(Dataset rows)
----

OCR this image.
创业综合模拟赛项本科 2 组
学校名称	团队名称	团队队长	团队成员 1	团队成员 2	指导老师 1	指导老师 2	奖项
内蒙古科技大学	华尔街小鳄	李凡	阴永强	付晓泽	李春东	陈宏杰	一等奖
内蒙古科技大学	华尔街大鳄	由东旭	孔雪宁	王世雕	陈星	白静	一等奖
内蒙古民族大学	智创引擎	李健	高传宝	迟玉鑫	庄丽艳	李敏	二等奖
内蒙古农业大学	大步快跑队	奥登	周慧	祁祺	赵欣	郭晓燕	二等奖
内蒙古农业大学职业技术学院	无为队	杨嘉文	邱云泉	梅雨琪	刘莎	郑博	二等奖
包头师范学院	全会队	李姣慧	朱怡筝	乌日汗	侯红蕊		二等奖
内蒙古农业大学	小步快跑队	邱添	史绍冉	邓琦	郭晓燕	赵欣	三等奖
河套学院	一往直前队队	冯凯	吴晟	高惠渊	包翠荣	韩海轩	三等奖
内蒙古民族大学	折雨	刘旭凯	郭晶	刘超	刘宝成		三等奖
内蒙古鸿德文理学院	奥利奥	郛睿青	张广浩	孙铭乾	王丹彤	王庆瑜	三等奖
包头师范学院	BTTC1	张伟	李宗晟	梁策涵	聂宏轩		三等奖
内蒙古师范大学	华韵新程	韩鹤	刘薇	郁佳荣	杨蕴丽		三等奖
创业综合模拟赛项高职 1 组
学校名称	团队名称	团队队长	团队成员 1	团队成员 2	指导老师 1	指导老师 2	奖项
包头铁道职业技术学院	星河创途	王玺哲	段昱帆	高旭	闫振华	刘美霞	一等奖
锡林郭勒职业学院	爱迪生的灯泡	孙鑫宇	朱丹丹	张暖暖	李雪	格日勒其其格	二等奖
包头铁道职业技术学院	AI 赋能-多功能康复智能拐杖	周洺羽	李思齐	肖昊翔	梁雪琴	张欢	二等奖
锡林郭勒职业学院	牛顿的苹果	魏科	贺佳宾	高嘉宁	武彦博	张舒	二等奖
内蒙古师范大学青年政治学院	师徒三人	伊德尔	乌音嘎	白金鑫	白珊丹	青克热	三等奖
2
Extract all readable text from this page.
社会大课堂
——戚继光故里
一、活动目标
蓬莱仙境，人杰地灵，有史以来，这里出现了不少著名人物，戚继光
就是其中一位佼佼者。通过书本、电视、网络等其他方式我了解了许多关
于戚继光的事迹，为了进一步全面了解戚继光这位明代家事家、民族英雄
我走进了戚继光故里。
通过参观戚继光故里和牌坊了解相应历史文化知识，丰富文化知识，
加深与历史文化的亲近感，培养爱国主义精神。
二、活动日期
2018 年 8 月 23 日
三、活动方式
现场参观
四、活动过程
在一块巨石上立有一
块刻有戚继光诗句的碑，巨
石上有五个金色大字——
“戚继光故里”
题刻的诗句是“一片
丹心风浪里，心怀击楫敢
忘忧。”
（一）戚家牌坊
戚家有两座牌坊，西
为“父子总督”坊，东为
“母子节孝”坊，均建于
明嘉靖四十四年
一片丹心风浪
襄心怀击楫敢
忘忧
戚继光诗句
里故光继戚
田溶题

----

Job:
Find every line of the data that holds the string "锡林郭勒职业学院", then say how many there are and nothing else.

Solution to this problem:
2